— begin RECORDS TO PROCESS —

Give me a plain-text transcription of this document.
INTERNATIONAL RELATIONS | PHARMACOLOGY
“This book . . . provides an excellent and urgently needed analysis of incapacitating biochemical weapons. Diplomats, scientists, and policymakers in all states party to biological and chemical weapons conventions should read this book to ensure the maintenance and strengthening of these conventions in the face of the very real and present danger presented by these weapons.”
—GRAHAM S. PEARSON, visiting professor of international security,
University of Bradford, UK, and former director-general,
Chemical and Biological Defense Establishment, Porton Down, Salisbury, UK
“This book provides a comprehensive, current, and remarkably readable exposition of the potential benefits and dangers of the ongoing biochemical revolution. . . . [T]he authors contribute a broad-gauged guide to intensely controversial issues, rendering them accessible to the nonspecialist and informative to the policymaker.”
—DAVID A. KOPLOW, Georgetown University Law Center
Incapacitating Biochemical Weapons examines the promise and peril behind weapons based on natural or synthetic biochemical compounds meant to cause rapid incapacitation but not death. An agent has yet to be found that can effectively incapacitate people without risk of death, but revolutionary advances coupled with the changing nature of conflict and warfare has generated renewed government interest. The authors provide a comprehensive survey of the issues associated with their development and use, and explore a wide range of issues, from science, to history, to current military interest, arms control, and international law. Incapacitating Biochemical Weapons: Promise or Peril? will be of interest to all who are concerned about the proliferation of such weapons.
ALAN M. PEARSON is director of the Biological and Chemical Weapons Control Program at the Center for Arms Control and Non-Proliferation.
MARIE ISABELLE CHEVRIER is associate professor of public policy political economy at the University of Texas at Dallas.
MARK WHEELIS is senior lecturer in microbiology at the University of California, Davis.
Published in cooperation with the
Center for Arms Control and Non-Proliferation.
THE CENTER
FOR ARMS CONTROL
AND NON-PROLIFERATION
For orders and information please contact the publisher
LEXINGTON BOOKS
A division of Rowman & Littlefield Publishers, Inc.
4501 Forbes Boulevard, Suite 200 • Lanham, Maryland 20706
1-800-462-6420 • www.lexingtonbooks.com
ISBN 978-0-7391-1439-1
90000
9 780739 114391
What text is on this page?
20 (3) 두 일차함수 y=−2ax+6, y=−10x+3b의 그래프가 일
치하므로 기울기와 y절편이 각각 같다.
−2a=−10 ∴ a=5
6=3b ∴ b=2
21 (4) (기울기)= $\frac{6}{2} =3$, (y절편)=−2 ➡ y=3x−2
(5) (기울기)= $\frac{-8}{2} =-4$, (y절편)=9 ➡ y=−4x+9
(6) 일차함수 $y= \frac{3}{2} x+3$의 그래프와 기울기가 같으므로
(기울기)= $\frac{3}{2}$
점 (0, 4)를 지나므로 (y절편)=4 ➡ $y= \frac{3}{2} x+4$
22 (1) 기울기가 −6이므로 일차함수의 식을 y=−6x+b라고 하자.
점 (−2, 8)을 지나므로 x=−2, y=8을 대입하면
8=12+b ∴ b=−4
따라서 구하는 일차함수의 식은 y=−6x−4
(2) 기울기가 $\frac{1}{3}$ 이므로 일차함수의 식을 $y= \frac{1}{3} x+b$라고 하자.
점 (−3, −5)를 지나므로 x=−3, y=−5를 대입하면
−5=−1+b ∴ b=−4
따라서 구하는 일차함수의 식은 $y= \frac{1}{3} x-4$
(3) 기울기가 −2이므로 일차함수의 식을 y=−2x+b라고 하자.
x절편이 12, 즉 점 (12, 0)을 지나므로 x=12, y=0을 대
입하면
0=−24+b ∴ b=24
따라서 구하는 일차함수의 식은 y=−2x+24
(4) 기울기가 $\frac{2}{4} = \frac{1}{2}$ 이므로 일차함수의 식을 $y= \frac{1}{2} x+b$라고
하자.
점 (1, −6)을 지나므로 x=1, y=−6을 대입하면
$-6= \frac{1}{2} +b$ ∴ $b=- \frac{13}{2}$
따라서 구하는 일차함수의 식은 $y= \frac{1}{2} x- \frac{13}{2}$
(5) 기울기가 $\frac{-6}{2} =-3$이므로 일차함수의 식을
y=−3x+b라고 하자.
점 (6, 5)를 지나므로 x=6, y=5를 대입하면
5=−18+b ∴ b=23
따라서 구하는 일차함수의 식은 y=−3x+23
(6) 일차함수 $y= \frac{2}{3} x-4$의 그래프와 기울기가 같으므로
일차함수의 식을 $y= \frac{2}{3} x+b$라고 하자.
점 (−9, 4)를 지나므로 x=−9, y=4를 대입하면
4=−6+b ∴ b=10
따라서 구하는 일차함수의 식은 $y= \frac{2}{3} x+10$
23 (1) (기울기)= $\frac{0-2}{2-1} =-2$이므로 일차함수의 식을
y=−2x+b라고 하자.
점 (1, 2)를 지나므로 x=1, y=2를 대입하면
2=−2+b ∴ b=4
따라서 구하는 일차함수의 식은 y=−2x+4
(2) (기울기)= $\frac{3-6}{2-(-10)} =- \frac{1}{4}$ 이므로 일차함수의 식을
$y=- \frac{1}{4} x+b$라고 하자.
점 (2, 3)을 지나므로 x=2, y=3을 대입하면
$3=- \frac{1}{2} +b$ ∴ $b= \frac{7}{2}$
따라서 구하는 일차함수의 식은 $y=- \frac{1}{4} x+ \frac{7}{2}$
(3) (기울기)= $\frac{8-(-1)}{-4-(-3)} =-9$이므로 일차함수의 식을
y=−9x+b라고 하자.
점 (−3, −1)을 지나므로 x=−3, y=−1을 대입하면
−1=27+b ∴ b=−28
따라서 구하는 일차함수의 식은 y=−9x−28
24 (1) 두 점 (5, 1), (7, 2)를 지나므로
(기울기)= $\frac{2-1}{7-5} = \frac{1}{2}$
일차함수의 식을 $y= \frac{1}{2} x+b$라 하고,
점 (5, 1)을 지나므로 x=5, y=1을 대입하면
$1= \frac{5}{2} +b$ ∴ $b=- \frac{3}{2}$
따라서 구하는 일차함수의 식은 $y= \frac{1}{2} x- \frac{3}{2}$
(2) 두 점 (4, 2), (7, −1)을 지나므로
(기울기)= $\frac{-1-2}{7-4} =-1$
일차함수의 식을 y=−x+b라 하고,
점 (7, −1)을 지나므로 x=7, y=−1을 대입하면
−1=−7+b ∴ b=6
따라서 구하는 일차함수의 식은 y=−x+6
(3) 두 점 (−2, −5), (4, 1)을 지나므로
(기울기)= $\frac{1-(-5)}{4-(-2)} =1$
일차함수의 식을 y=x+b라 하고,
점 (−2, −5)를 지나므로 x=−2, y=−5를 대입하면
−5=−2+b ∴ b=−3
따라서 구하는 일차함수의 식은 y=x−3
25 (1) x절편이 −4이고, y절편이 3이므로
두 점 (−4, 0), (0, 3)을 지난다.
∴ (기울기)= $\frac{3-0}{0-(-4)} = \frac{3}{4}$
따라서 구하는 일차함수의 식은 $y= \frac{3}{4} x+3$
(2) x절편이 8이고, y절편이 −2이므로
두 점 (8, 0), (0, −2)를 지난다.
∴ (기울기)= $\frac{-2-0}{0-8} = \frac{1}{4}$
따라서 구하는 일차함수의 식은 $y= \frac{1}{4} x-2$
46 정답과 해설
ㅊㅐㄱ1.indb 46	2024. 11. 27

— end RECORDS TO PROCESS —

Repeat all the records. Match each line exactly.

Give me a plain-text transcription of this document.
INTERNATIONAL RELATIONS | PHARMACOLOGY
“This book . . . provides an excellent and urgently needed analysis of incapacitating biochemical weapons. Diplomats, scientists, and policymakers in all states party to biological and chemical weapons conventions should read this book to ensure the maintenance and strengthening of these conventions in the face of the very real and present danger presented by these weapons.”
—GRAHAM S. PEARSON, visiting professor of international security,
University of Bradford, UK, and former director-general,
Chemical and Biological Defense Establishment, Porton Down, Salisbury, UK
“This book provides a comprehensive, current, and remarkably readable exposition of the potential benefits and dangers of the ongoing biochemical revolution. . . . [T]he authors contribute a broad-gauged guide to intensely controversial issues, rendering them accessible to the nonspecialist and informative to the policymaker.”
—DAVID A. KOPLOW, Georgetown University Law Center
Incapacitating Biochemical Weapons examines the promise and peril behind weapons based on natural or synthetic biochemical compounds meant to cause rapid incapacitation but not death. An agent has yet to be found that can effectively incapacitate people without risk of death, but revolutionary advances coupled with the changing nature of conflict and warfare has generated renewed government interest. The authors provide a comprehensive survey of the issues associated with their development and use, and explore a wide range of issues, from science, to history, to current military interest, arms control, and international law. Incapacitating Biochemical Weapons: Promise or Peril? will be of interest to all who are concerned about the proliferation of such weapons.
ALAN M. PEARSON is director of the Biological and Chemical Weapons Control Program at the Center for Arms Control and Non-Proliferation.
MARIE ISABELLE CHEVRIER is associate professor of public policy political economy at the University of Texas at Dallas.
MARK WHEELIS is senior lecturer in microbiology at the University of California, Davis.
Published in cooperation with the
Center for Arms Control and Non-Proliferation.
THE CENTER
FOR ARMS CONTROL
AND NON-PROLIFERATION
For orders and information please contact the publisher
LEXINGTON BOOKS
A division of Rowman & Littlefield Publishers, Inc.
4501 Forbes Boulevard, Suite 200 • Lanham, Maryland 20706
1-800-462-6420 • www.lexingtonbooks.com
ISBN 978-0-7391-1439-1
90000
9 780739 114391
What text is on this page?
20 (3) 두 일차함수 y=−2ax+6, y=−10x+3b의 그래프가 일
치하므로 기울기와 y절편이 각각 같다.
−2a=−10 ∴ a=5
6=3b ∴ b=2
21 (4) (기울기)= $\frac{6}{2} =3$, (y절편)=−2 ➡ y=3x−2
(5) (기울기)= $\frac{-8}{2} =-4$, (y절편)=9 ➡ y=−4x+9
(6) 일차함수 $y= \frac{3}{2} x+3$의 그래프와 기울기가 같으므로
(기울기)= $\frac{3}{2}$
점 (0, 4)를 지나므로 (y절편)=4 ➡ $y= \frac{3}{2} x+4$
22 (1) 기울기가 −6이므로 일차함수의 식을 y=−6x+b라고 하자.
점 (−2, 8)을 지나므로 x=−2, y=8을 대입하면
8=12+b ∴ b=−4
따라서 구하는 일차함수의 식은 y=−6x−4
(2) 기울기가 $\frac{1}{3}$ 이므로 일차함수의 식을 $y= \frac{1}{3} x+b$라고 하자.
점 (−3, −5)를 지나므로 x=−3, y=−5를 대입하면
−5=−1+b ∴ b=−4
따라서 구하는 일차함수의 식은 $y= \frac{1}{3} x-4$
(3) 기울기가 −2이므로 일차함수의 식을 y=−2x+b라고 하자.
x절편이 12, 즉 점 (12, 0)을 지나므로 x=12, y=0을 대
입하면
0=−24+b ∴ b=24
따라서 구하는 일차함수의 식은 y=−2x+24
(4) 기울기가 $\frac{2}{4} = \frac{1}{2}$ 이므로 일차함수의 식을 $y= \frac{1}{2} x+b$라고
하자.
점 (1, −6)을 지나므로 x=1, y=−6을 대입하면
$-6= \frac{1}{2} +b$ ∴ $b=- \frac{13}{2}$
따라서 구하는 일차함수의 식은 $y= \frac{1}{2} x- \frac{13}{2}$
(5) 기울기가 $\frac{-6}{2} =-3$이므로 일차함수의 식을
y=−3x+b라고 하자.
점 (6, 5)를 지나므로 x=6, y=5를 대입하면
5=−18+b ∴ b=23
따라서 구하는 일차함수의 식은 y=−3x+23
(6) 일차함수 $y= \frac{2}{3} x-4$의 그래프와 기울기가 같으므로
일차함수의 식을 $y= \frac{2}{3} x+b$라고 하자.
점 (−9, 4)를 지나므로 x=−9, y=4를 대입하면
4=−6+b ∴ b=10
따라서 구하는 일차함수의 식은 $y= \frac{2}{3} x+10$
23 (1) (기울기)= $\frac{0-2}{2-1} =-2$이므로 일차함수의 식을
y=−2x+b라고 하자.
점 (1, 2)를 지나므로 x=1, y=2를 대입하면
2=−2+b ∴ b=4
따라서 구하는 일차함수의 식은 y=−2x+4
(2) (기울기)= $\frac{3-6}{2-(-10)} =- \frac{1}{4}$ 이므로 일차함수의 식을
$y=- \frac{1}{4} x+b$라고 하자.
점 (2, 3)을 지나므로 x=2, y=3을 대입하면
$3=- \frac{1}{2} +b$ ∴ $b= \frac{7}{2}$
따라서 구하는 일차함수의 식은 $y=- \frac{1}{4} x+ \frac{7}{2}$
(3) (기울기)= $\frac{8-(-1)}{-4-(-3)} =-9$이므로 일차함수의 식을
y=−9x+b라고 하자.
점 (−3, −1)을 지나므로 x=−3, y=−1을 대입하면
−1=27+b ∴ b=−28
따라서 구하는 일차함수의 식은 y=−9x−28
24 (1) 두 점 (5, 1), (7, 2)를 지나므로
(기울기)= $\frac{2-1}{7-5} = \frac{1}{2}$
일차함수의 식을 $y= \frac{1}{2} x+b$라 하고,
점 (5, 1)을 지나므로 x=5, y=1을 대입하면
$1= \frac{5}{2} +b$ ∴ $b=- \frac{3}{2}$
따라서 구하는 일차함수의 식은 $y= \frac{1}{2} x- \frac{3}{2}$
(2) 두 점 (4, 2), (7, −1)을 지나므로
(기울기)= $\frac{-1-2}{7-4} =-1$
일차함수의 식을 y=−x+b라 하고,
점 (7, −1)을 지나므로 x=7, y=−1을 대입하면
−1=−7+b ∴ b=6
따라서 구하는 일차함수의 식은 y=−x+6
(3) 두 점 (−2, −5), (4, 1)을 지나므로
(기울기)= $\frac{1-(-5)}{4-(-2)} =1$
일차함수의 식을 y=x+b라 하고,
점 (−2, −5)를 지나므로 x=−2, y=−5를 대입하면
−5=−2+b ∴ b=−3
따라서 구하는 일차함수의 식은 y=x−3
25 (1) x절편이 −4이고, y절편이 3이므로
두 점 (−4, 0), (0, 3)을 지난다.
∴ (기울기)= $\frac{3-0}{0-(-4)} = \frac{3}{4}$
따라서 구하는 일차함수의 식은 $y= \frac{3}{4} x+3$
(2) x절편이 8이고, y절편이 −2이므로
두 점 (8, 0), (0, −2)를 지난다.
∴ (기울기)= $\frac{-2-0}{0-8} = \frac{1}{4}$
따라서 구하는 일차함수의 식은 $y= \frac{1}{4} x-2$
46 정답과 해설
ㅊㅐㄱ1.indb 46	2024. 11. 27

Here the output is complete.